> [Task description] Report how many lines contain "mmHg". The answer is a single number.
**** Data for the task
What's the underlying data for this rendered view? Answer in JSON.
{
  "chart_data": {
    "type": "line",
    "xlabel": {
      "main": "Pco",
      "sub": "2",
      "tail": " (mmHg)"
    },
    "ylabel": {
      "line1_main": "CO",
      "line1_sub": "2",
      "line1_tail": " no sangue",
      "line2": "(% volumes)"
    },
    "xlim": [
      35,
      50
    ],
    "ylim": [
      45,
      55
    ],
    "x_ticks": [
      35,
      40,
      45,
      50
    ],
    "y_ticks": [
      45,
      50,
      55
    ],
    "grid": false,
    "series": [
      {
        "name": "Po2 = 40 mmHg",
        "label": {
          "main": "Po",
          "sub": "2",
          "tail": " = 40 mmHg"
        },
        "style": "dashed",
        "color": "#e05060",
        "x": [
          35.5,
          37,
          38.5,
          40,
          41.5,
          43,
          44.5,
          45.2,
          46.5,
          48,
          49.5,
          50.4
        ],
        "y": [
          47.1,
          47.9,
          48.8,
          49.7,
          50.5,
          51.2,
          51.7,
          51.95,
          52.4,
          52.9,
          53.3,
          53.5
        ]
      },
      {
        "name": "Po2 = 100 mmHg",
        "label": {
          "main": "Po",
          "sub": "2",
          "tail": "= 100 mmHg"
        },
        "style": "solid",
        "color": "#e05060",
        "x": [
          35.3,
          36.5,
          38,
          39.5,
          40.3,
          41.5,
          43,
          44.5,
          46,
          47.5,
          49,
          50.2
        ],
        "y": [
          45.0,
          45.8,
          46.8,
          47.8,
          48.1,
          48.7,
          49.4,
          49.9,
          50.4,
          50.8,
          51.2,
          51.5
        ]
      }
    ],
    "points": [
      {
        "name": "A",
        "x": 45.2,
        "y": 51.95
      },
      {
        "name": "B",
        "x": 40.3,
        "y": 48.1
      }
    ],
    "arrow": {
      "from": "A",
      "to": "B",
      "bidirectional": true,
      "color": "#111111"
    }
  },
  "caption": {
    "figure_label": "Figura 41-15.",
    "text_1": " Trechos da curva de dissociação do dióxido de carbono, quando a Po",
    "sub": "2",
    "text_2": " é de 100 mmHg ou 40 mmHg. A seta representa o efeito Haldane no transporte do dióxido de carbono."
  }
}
********
> [Solved exercise] 6